[Records from a data source]
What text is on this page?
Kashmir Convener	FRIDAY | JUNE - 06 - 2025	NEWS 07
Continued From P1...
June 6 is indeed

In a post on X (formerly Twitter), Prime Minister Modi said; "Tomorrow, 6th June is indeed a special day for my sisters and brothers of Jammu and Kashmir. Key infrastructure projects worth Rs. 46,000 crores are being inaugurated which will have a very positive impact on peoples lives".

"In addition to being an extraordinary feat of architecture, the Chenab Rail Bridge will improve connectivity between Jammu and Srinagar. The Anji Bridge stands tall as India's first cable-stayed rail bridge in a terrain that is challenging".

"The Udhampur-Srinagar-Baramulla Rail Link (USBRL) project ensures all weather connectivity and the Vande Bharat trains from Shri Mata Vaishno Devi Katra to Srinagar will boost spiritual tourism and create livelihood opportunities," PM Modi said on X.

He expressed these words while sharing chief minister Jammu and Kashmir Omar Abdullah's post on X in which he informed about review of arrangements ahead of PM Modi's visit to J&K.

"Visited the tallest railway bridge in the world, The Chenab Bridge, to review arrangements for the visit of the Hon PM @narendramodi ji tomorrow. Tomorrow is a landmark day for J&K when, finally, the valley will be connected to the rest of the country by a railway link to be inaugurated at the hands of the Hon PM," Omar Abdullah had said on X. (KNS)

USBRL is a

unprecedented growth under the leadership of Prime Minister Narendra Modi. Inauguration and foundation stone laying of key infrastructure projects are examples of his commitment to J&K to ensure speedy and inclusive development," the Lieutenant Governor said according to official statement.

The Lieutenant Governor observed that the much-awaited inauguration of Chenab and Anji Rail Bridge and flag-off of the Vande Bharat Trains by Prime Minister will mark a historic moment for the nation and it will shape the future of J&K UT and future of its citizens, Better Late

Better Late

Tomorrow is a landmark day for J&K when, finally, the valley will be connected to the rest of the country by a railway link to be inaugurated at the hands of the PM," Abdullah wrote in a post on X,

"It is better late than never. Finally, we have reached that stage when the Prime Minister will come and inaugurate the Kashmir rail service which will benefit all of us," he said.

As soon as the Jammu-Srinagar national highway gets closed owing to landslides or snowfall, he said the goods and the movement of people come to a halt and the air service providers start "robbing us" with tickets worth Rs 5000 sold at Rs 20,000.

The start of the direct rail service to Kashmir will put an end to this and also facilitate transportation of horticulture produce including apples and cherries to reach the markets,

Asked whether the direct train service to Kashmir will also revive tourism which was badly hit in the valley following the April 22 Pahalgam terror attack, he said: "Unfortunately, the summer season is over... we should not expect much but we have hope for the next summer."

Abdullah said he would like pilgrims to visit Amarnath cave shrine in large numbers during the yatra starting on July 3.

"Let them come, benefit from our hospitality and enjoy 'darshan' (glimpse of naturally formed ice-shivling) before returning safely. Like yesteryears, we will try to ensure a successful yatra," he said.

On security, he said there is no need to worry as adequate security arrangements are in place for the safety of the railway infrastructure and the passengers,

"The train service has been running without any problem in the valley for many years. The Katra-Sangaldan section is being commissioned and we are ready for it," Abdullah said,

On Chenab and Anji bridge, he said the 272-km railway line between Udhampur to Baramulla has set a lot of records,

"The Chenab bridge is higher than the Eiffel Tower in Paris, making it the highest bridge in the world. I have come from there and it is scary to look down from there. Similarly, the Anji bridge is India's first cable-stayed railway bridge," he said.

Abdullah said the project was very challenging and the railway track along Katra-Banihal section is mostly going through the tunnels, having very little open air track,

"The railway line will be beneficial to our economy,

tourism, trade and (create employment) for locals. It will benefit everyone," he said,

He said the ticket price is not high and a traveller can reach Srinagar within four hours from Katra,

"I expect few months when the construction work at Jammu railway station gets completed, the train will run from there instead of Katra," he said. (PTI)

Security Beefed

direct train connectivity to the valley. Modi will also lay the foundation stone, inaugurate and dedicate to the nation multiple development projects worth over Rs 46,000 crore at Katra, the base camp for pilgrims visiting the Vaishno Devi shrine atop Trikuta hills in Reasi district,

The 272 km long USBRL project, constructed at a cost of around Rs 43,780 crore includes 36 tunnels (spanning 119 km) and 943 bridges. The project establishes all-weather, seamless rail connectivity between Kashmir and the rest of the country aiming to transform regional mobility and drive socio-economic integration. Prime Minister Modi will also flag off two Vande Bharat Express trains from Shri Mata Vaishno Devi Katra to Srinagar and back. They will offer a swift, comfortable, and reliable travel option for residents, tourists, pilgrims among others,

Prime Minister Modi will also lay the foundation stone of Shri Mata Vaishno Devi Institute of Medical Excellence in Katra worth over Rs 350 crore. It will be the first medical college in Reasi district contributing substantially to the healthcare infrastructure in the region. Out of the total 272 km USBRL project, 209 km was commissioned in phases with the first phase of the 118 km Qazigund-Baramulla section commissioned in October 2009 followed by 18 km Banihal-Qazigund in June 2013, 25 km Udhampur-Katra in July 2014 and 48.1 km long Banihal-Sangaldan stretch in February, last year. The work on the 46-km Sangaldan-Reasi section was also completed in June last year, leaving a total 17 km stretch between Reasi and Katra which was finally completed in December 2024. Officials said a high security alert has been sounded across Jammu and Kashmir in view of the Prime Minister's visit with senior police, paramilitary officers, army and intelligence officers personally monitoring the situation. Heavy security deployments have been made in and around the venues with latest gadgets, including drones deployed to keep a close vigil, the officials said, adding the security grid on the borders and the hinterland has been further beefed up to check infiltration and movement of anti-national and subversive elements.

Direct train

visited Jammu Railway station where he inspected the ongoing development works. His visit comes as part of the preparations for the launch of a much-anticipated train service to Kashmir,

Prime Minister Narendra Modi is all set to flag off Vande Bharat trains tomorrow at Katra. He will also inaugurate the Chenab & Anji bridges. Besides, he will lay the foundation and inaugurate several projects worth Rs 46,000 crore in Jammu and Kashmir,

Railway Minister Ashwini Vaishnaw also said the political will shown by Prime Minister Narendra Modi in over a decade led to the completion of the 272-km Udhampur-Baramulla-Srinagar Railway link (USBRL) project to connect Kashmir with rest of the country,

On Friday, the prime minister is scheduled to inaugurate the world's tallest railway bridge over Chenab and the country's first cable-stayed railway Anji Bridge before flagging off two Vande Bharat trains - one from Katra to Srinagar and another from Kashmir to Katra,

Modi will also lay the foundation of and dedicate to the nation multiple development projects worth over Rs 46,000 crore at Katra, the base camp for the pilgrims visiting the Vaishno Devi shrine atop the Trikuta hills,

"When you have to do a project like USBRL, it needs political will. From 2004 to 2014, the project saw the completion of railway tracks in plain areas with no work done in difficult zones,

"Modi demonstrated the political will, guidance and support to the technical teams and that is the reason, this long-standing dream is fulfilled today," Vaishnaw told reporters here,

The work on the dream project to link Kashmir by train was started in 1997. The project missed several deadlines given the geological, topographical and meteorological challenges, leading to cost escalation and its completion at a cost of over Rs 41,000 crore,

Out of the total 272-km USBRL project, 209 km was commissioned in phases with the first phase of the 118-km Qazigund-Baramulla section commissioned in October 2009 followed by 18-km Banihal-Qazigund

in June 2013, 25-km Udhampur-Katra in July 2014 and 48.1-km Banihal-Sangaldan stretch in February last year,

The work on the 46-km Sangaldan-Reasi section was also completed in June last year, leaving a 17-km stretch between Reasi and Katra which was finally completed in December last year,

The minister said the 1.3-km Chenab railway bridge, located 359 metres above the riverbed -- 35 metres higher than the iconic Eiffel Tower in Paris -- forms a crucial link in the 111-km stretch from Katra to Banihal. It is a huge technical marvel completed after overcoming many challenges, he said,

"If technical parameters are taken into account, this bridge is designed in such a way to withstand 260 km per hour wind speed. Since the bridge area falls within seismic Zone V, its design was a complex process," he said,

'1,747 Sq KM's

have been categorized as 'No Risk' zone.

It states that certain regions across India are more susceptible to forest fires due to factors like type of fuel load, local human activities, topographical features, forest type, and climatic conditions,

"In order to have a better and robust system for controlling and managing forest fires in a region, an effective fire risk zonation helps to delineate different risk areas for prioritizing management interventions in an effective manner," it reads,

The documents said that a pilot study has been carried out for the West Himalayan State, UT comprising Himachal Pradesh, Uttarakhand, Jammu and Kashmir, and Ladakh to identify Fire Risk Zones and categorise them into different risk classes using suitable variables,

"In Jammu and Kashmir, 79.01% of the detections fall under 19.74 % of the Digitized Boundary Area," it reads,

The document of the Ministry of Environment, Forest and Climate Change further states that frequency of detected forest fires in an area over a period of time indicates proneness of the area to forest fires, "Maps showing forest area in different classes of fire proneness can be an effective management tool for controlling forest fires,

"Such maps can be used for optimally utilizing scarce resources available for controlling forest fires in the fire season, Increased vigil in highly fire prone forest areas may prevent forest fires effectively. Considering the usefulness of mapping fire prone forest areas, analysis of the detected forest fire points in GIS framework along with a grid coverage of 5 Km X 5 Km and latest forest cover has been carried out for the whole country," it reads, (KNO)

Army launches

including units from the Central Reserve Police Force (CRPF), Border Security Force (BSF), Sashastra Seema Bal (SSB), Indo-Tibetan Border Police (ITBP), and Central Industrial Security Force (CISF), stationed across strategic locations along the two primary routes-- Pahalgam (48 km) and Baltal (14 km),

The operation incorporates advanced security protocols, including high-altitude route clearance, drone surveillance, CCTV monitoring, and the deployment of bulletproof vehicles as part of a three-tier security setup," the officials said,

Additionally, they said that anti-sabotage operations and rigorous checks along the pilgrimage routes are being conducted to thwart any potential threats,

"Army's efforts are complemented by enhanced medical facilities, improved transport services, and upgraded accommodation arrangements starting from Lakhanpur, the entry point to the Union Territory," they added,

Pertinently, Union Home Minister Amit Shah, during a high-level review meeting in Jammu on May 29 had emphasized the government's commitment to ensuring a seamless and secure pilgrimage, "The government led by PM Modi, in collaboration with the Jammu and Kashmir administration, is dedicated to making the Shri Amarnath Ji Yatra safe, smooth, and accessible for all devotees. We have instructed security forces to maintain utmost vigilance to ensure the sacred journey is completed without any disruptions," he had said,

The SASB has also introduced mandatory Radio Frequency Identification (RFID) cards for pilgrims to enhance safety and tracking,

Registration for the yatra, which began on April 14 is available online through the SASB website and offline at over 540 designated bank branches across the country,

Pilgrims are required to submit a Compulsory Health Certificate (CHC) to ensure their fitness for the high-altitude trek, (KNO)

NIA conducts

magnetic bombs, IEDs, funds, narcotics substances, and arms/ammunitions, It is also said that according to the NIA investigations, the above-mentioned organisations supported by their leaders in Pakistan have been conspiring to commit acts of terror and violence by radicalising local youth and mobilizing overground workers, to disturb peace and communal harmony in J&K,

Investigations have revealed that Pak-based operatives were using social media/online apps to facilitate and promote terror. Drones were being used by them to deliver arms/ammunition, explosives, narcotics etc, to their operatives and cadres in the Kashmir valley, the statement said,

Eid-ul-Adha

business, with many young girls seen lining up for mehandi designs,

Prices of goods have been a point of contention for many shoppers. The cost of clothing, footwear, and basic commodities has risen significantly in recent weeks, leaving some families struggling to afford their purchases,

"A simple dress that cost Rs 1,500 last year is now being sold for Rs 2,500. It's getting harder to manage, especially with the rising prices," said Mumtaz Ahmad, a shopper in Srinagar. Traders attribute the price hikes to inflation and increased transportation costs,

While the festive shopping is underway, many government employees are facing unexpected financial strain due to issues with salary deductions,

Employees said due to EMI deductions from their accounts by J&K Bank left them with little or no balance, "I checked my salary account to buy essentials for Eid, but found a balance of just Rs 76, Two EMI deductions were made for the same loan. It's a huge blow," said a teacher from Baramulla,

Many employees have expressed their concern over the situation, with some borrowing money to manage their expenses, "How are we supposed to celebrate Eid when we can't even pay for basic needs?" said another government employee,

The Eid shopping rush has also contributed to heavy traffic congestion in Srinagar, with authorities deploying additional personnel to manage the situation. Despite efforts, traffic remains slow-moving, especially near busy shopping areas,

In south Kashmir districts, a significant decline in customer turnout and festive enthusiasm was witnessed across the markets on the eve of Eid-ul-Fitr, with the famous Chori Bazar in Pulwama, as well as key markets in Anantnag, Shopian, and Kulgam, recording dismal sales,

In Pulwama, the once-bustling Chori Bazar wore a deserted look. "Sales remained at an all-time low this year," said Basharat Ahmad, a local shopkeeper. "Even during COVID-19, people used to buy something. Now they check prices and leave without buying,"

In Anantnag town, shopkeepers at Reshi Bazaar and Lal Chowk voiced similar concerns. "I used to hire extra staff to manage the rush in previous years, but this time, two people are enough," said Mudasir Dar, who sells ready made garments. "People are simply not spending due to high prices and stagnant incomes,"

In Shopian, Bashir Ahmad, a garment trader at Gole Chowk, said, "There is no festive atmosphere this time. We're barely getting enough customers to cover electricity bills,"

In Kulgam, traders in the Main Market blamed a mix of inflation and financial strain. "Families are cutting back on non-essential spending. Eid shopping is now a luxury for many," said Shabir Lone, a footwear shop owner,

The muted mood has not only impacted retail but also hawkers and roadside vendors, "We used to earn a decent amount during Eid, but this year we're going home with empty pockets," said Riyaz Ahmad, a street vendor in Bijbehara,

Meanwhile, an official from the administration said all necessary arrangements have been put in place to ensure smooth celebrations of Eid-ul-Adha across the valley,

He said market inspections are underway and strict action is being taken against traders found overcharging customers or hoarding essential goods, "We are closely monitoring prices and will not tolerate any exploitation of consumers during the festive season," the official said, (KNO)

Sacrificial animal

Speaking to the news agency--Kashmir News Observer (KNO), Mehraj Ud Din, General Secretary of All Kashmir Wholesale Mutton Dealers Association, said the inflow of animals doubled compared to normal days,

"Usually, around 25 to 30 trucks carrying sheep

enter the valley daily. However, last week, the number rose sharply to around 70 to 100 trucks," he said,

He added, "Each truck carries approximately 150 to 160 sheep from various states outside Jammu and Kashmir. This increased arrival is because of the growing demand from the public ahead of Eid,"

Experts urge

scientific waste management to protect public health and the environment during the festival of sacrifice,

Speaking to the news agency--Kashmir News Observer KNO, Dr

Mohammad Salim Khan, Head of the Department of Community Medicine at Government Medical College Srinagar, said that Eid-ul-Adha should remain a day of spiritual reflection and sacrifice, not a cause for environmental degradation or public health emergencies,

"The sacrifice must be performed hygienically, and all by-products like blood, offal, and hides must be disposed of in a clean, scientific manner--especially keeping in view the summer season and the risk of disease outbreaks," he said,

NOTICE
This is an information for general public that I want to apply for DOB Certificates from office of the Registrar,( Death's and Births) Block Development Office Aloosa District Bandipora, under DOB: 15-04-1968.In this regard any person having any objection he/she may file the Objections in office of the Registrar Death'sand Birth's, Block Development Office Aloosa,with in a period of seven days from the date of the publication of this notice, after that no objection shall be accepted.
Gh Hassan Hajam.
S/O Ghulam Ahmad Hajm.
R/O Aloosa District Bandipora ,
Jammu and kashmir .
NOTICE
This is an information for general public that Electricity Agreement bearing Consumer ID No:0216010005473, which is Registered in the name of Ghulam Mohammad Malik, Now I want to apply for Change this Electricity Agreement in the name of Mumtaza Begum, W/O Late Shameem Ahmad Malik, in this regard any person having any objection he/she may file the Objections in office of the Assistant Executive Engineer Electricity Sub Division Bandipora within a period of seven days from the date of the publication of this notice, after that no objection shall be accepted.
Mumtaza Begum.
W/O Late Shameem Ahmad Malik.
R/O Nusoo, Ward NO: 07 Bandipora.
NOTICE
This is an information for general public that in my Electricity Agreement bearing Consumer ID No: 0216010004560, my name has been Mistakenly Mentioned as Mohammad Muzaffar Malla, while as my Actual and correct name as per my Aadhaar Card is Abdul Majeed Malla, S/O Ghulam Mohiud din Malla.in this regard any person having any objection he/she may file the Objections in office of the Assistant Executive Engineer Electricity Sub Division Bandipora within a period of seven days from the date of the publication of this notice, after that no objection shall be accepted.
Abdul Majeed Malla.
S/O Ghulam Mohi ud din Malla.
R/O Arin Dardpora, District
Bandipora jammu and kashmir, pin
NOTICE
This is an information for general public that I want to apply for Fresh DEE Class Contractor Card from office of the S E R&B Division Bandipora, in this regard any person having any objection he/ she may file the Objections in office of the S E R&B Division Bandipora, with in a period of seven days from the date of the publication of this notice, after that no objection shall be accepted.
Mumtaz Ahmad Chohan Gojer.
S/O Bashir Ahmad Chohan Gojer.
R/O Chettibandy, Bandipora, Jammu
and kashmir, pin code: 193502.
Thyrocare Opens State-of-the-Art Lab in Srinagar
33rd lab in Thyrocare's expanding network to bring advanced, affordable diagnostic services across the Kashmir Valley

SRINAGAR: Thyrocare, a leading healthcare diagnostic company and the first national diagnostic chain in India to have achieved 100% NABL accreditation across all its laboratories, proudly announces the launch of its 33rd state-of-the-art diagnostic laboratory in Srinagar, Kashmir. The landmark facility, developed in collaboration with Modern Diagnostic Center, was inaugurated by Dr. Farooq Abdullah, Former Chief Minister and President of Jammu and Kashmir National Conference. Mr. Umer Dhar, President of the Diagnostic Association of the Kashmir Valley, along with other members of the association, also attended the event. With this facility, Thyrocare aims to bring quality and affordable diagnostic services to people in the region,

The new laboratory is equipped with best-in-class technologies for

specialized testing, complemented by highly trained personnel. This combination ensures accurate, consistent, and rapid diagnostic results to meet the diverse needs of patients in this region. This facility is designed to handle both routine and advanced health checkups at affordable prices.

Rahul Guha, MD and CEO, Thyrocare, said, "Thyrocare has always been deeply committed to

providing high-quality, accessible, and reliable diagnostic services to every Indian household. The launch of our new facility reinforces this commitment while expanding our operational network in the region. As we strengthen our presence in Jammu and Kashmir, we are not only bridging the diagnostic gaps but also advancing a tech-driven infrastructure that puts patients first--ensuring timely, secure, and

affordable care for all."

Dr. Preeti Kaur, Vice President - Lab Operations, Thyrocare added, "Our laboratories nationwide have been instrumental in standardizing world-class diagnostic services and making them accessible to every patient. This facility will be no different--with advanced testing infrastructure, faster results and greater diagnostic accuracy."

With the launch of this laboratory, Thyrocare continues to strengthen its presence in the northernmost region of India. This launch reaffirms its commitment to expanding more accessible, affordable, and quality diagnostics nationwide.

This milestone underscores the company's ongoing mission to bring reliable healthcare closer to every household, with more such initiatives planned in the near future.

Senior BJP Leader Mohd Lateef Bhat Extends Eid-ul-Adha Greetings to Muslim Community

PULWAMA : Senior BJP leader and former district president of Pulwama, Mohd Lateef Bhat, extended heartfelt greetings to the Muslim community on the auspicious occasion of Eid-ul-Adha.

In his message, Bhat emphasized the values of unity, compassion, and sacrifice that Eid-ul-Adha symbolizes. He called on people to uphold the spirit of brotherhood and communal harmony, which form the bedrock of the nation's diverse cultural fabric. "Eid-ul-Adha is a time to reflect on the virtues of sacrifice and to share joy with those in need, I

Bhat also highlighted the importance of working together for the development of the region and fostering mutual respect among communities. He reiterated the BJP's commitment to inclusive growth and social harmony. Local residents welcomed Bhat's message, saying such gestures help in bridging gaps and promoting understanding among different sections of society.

» Activity
Lines with the word "future" in them should be copied from the preceding records.

» Written response
The Lieutenant Governor observed that the much-awaited inauguration of Chenab and Anji Rail Bridge and flag-off of the Vande Bharat Trains by Prime Minister will mark a historic moment for the nation and it will shape the future of J&K UT and future of its citizens, Better Late
This milestone underscores the company's ongoing mission to bring reliable healthcare closer to every household, with more such initiatives planned in the near future.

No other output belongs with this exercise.